Exercise description
Print all the data, keeping every line exactly as it is.

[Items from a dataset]
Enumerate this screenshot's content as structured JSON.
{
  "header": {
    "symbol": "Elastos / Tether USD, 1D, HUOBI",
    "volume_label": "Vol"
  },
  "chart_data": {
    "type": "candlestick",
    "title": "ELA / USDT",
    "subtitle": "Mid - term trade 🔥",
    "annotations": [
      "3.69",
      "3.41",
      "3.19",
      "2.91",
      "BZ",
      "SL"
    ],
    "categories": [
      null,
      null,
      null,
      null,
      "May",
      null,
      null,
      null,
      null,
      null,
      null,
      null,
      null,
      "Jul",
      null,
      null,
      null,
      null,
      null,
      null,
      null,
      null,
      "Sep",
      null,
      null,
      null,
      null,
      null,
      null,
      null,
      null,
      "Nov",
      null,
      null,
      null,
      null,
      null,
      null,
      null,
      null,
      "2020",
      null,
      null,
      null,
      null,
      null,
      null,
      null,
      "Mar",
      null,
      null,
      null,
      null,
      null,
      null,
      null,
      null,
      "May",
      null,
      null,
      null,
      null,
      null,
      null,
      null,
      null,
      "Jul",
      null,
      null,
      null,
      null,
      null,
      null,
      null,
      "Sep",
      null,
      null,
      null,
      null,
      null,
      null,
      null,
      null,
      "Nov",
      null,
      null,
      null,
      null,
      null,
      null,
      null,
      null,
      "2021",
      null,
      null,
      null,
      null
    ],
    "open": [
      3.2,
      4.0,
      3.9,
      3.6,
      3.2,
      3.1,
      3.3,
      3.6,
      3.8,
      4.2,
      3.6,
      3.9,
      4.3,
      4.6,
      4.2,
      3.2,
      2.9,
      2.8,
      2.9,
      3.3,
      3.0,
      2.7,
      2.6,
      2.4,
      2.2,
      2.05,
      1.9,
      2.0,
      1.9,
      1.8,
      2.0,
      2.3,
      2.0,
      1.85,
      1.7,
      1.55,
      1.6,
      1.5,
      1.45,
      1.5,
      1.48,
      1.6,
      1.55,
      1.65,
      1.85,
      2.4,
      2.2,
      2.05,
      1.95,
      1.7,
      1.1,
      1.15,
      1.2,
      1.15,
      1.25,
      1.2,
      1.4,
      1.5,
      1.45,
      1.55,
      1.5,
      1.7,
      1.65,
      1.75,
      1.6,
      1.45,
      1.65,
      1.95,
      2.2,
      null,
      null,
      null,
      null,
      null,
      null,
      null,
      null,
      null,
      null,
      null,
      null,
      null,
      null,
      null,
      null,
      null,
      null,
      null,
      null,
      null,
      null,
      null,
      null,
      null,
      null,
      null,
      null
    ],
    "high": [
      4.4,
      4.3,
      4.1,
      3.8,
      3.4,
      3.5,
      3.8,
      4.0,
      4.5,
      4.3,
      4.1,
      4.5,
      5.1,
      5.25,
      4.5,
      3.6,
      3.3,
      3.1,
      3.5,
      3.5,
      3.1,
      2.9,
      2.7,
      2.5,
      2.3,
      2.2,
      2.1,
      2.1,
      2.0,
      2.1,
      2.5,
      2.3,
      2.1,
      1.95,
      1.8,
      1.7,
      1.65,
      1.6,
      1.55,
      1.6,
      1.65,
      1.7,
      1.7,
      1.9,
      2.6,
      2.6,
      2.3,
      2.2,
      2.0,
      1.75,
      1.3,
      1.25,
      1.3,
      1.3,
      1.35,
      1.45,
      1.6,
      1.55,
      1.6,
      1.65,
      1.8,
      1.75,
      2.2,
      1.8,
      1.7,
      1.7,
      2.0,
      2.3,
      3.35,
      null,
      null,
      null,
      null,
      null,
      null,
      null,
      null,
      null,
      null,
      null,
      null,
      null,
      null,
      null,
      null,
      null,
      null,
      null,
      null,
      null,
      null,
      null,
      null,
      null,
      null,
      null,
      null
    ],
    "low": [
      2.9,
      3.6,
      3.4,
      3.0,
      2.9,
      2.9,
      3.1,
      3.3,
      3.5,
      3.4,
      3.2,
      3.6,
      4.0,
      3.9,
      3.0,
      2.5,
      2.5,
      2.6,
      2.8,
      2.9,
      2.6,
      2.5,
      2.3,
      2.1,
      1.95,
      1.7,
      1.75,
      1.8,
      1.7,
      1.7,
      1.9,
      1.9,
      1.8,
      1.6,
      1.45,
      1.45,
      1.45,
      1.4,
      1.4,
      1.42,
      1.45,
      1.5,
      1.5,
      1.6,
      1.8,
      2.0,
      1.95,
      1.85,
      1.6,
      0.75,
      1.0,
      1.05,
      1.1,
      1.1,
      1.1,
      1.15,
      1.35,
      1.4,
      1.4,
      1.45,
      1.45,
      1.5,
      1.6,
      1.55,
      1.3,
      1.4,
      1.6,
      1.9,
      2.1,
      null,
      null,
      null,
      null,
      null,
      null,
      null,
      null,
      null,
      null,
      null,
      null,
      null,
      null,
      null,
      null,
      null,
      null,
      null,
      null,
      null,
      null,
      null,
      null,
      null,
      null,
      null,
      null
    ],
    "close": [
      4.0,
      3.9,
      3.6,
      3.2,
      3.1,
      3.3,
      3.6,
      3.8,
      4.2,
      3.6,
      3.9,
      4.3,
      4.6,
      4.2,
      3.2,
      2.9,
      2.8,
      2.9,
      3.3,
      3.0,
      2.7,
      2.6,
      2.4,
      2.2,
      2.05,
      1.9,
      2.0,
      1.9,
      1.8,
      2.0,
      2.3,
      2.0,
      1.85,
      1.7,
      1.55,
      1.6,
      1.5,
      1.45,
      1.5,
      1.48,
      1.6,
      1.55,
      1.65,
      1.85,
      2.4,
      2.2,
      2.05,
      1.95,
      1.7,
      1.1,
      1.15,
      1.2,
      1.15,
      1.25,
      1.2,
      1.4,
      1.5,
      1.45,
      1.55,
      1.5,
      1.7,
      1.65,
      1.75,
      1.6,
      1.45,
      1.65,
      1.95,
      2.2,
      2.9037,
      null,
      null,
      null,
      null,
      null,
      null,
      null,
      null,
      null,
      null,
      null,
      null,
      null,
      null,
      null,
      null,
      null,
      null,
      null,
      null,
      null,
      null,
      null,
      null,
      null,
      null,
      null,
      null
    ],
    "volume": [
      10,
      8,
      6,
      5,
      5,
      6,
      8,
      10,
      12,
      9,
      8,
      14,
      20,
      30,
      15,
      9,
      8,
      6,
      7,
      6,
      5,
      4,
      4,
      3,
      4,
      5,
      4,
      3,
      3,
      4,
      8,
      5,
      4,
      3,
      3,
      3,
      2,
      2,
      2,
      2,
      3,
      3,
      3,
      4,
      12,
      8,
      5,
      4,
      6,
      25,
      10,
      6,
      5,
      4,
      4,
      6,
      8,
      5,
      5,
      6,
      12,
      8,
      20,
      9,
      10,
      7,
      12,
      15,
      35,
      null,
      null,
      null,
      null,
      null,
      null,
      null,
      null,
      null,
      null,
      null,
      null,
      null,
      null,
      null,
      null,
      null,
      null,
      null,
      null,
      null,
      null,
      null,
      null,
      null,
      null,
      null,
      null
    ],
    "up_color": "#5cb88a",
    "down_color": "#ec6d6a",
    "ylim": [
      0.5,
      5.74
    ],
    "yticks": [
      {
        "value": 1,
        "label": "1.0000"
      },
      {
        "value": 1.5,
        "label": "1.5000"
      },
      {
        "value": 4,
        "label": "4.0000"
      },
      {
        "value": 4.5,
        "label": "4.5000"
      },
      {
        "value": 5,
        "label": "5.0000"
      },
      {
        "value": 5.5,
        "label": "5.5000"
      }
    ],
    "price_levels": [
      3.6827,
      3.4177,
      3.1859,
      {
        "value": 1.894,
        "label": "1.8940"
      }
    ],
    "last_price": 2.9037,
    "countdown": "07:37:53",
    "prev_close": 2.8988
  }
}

Response to this task
Enumerate this screenshot's content as structured JSON.
{
  "header": {
    "symbol": "Elastos / Tether USD, 1D, HUOBI",
    "volume_label": "Vol"
  },
  "chart_data": {
    "type": "candlestick",
    "title": "ELA / USDT",
    "subtitle": "Mid - term trade 🔥",
    "annotations": [
      "3.69",
      "3.41",
      "3.19",
      "2.91",
      "BZ",
      "SL"
    ],
    "categories": [
      null,
      null,
      null,
      null,
      "May",
      null,
      null,
      null,
      null,
      null,
      null,
      null,
      null,
      "Jul",
      null,
      null,
      null,
      null,
      null,
      null,
      null,
      null,
      "Sep",
      null,
      null,
      null,
      null,
      null,
      null,
      null,
      null,
      "Nov",
      null,
      null,
      null,
      null,
      null,
      null,
      null,
      null,
      "2020",
      null,
      null,
      null,
      null,
      null,
      null,
      null,
      "Mar",
      null,
      null,
      null,
      null,
      null,
      null,
      null,
      null,
      "May",
      null,
      null,
      null,
      null,
      null,
      null,
      null,
      null,
      "Jul",
      null,
      null,
      null,
      null,
      null,
      null,
      null,
      "Sep",
      null,
      null,
      null,
      null,
      null,
      null,
      null,
      null,
      "Nov",
      null,
      null,
      null,
      null,
      null,
      null,
      null,
      null,
      "2021",
      null,
      null,
      null,
      null
    ],
    "open": [
      3.2,
      4.0,
      3.9,
      3.6,
      3.2,
      3.1,
      3.3,
      3.6,
      3.8,
      4.2,
      3.6,
      3.9,
      4.3,
      4.6,
      4.2,
      3.2,
      2.9,
      2.8,
      2.9,
      3.3,
      3.0,
      2.7,
      2.6,
      2.4,
      2.2,
      2.05,
      1.9,
      2.0,
      1.9,
      1.8,
      2.0,
      2.3,
      2.0,
      1.85,
      1.7,
      1.55,
      1.6,
      1.5,
      1.45,
      1.5,
      1.48,
      1.6,
      1.55,
      1.65,
      1.85,
      2.4,
      2.2,
      2.05,
      1.95,
      1.7,
      1.1,
      1.15,
      1.2,
      1.15,
      1.25,
      1.2,
      1.4,
      1.5,
      1.45,
      1.55,
      1.5,
      1.7,
      1.65,
      1.75,
      1.6,
      1.45,
      1.65,
      1.95,
      2.2,
      null,
      null,
      null,
      null,
      null,
      null,
      null,
      null,
      null,
      null,
      null,
      null,
      null,
      null,
      null,
      null,
      null,
      null,
      null,
      null,
      null,
      null,
      null,
      null,
      null,
      null,
      null,
      null
    ],
    "high": [
      4.4,
      4.3,
      4.1,
      3.8,
      3.4,
      3.5,
      3.8,
      4.0,
      4.5,
      4.3,
      4.1,
      4.5,
      5.1,
      5.25,
      4.5,
      3.6,
      3.3,
      3.1,
      3.5,
      3.5,
      3.1,
      2.9,
      2.7,
      2.5,
      2.3,
      2.2,
      2.1,
      2.1,
      2.0,
      2.1,
      2.5,
      2.3,
      2.1,
      1.95,
      1.8,
      1.7,
      1.65,
      1.6,
      1.55,
      1.6,
      1.65,
      1.7,
      1.7,
      1.9,
      2.6,
      2.6,
      2.3,
      2.2,
      2.0,
      1.75,
      1.3,
      1.25,
      1.3,
      1.3,
      1.35,
      1.45,
      1.6,
      1.55,
      1.6,
      1.65,
      1.8,
      1.75,
      2.2,
      1.8,
      1.7,
      1.7,
      2.0,
      2.3,
      3.35,
      null,
      null,
      null,
      null,
      null,
      null,
      null,
      null,
      null,
      null,
      null,
      null,
      null,
      null,
      null,
      null,
      null,
      null,
      null,
      null,
      null,
      null,
      null,
      null,
      null,
      null,
      null,
      null
    ],
    "low": [
      2.9,
      3.6,
      3.4,
      3.0,
      2.9,
      2.9,
      3.1,
      3.3,
      3.5,
      3.4,
      3.2,
      3.6,
      4.0,
      3.9,
      3.0,
      2.5,
      2.5,
      2.6,
      2.8,
      2.9,
      2.6,
      2.5,
      2.3,
      2.1,
      1.95,
      1.7,
      1.75,
      1.8,
      1.7,
      1.7,
      1.9,
      1.9,
      1.8,
      1.6,
      1.45,
      1.45,
      1.45,
      1.4,
      1.4,
      1.42,
      1.45,
      1.5,
      1.5,
      1.6,
      1.8,
      2.0,
      1.95,
      1.85,
      1.6,
      0.75,
      1.0,
      1.05,
      1.1,
      1.1,
      1.1,
      1.15,
      1.35,
      1.4,
      1.4,
      1.45,
      1.45,
      1.5,
      1.6,
      1.55,
      1.3,
      1.4,
      1.6,
      1.9,
      2.1,
      null,
      null,
      null,
      null,
      null,
      null,
      null,
      null,
      null,
      null,
      null,
      null,
      null,
      null,
      null,
      null,
      null,
      null,
      null,
      null,
      null,
      null,
      null,
      null,
      null,
      null,
      null,
      null
    ],
    "close": [
      4.0,
      3.9,
      3.6,
      3.2,
      3.1,
      3.3,
      3.6,
      3.8,
      4.2,
      3.6,
      3.9,
      4.3,
      4.6,
      4.2,
      3.2,
      2.9,
      2.8,
      2.9,
      3.3,
      3.0,
      2.7,
      2.6,
      2.4,
      2.2,
      2.05,
      1.9,
      2.0,
      1.9,
      1.8,
      2.0,
      2.3,
      2.0,
      1.85,
      1.7,
      1.55,
      1.6,
      1.5,
      1.45,
      1.5,
      1.48,
      1.6,
      1.55,
      1.65,
      1.85,
      2.4,
      2.2,
      2.05,
      1.95,
      1.7,
      1.1,
      1.15,
      1.2,
      1.15,
      1.25,
      1.2,
      1.4,
      1.5,
      1.45,
      1.55,
      1.5,
      1.7,
      1.65,
      1.75,
      1.6,
      1.45,
      1.65,
      1.95,
      2.2,
      2.9037,
      null,
      null,
      null,
      null,
      null,
      null,
      null,
      null,
      null,
      null,
      null,
      null,
      null,
      null,
      null,
      null,
      null,
      null,
      null,
      null,
      null,
      null,
      null,
      null,
      null,
      null,
      null,
      null
    ],
    "volume": [
      10,
      8,
      6,
      5,
      5,
      6,
      8,
      10,
      12,
      9,
      8,
      14,
      20,
      30,
      15,
      9,
      8,
      6,
      7,
      6,
      5,
      4,
      4,
      3,
      4,
      5,
      4,
      3,
      3,
      4,
      8,
      5,
      4,
      3,
      3,
      3,
      2,
      2,
      2,
      2,
      3,
      3,
      3,
      4,
      12,
      8,
      5,
      4,
      6,
      25,
      10,
      6,
      5,
      4,
      4,
      6,
      8,
      5,
      5,
      6,
      12,
      8,
      20,
      9,
      10,
      7,
      12,
      15,
      35,
      null,
      null,
      null,
      null,
      null,
      null,
      null,
      null,
      null,
      null,
      null,
      null,
      null,
      null,
      null,
      null,
      null,
      null,
      null,
      null,
      null,
      null,
      null,
      null,
      null,
      null,
      null,
      null
    ],
    "up_color": "#5cb88a",
    "down_color": "#ec6d6a",
    "ylim": [
      0.5,
      5.74
    ],
    "yticks": [
      {
        "value": 1,
        "label": "1.0000"
      },
      {
        "value": 1.5,
        "label": "1.5000"
      },
      {
        "value": 4,
        "label": "4.0000"
      },
      {
        "value": 4.5,
        "label": "4.5000"
      },
      {
        "value": 5,
        "label": "5.0000"
      },
      {
        "value": 5.5,
        "label": "5.5000"
      }
    ],
    "price_levels": [
      3.6827,
      3.4177,
      3.1859,
      {
        "value": 1.894,
        "label": "1.8940"
      }
    ],
    "last_price": 2.9037,
    "countdown": "07:37:53",
    "prev_close": 2.8988
  }
}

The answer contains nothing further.